Stored items
"""

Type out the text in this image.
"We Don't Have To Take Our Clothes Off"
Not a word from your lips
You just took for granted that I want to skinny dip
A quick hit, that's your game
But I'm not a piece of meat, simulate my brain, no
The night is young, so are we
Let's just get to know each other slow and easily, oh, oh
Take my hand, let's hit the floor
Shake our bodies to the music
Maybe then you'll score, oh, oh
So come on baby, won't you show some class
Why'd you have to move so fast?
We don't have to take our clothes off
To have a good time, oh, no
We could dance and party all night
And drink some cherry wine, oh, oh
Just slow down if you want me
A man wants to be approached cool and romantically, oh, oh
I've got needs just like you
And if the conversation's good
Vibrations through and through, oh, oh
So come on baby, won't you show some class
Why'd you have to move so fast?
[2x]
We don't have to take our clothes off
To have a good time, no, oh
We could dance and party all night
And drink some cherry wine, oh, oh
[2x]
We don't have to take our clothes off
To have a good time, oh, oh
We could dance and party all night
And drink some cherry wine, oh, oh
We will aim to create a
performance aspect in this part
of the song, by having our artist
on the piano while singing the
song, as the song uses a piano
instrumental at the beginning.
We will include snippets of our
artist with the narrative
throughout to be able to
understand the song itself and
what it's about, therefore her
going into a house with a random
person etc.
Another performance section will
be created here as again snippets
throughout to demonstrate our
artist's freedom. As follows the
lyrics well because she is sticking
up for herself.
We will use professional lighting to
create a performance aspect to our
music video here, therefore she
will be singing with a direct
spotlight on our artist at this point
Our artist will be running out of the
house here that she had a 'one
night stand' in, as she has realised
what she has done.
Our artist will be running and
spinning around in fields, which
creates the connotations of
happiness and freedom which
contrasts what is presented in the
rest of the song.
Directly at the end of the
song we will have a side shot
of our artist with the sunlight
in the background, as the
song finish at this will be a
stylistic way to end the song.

"""

In the listing, find every line containing the word "artist" and list it.

Result for this task:
of the song, by having our artist
artist with the narrative
artist's freedom. As follows the
spotlight on our artist at this point
Our artist will be running out of the
Our artist will be running and
of our artist with the sunlight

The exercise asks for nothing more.